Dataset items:
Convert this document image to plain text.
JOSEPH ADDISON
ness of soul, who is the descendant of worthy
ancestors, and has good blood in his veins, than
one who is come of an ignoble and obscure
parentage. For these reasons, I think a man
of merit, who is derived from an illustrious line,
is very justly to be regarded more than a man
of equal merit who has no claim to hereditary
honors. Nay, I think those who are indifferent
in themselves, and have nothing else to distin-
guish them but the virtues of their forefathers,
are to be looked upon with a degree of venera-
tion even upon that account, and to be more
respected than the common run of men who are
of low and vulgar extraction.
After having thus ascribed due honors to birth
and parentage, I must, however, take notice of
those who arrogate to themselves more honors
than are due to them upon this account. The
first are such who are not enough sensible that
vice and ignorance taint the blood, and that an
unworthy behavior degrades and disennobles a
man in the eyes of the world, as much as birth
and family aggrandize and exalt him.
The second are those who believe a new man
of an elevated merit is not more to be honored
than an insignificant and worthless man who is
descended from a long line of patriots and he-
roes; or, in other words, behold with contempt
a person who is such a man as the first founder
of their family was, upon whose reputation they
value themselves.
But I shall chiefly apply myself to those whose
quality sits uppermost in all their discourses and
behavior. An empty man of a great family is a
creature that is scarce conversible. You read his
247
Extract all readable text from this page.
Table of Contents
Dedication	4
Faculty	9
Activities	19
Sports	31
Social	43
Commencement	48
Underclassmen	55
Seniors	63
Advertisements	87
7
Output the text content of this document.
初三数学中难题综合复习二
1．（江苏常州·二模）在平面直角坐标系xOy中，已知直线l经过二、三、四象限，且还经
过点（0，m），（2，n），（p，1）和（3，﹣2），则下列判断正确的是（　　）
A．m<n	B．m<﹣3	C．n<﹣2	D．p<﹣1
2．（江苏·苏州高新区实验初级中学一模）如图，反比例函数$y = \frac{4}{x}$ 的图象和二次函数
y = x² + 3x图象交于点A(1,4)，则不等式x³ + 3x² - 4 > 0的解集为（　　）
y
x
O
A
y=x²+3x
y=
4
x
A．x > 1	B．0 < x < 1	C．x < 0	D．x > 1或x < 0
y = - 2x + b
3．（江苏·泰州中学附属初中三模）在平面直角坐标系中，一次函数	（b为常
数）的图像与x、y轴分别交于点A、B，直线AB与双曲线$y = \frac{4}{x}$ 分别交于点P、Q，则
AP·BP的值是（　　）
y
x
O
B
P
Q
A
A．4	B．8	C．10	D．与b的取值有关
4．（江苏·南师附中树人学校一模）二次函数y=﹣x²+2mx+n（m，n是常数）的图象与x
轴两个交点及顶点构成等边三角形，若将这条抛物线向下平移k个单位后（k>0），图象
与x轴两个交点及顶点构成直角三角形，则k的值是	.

• _Given problem_: Return each line among the entries that holds the word "parentage".

• _Response_:
parentage. For these reasons, I think a man
and parentage, I must, however, take notice of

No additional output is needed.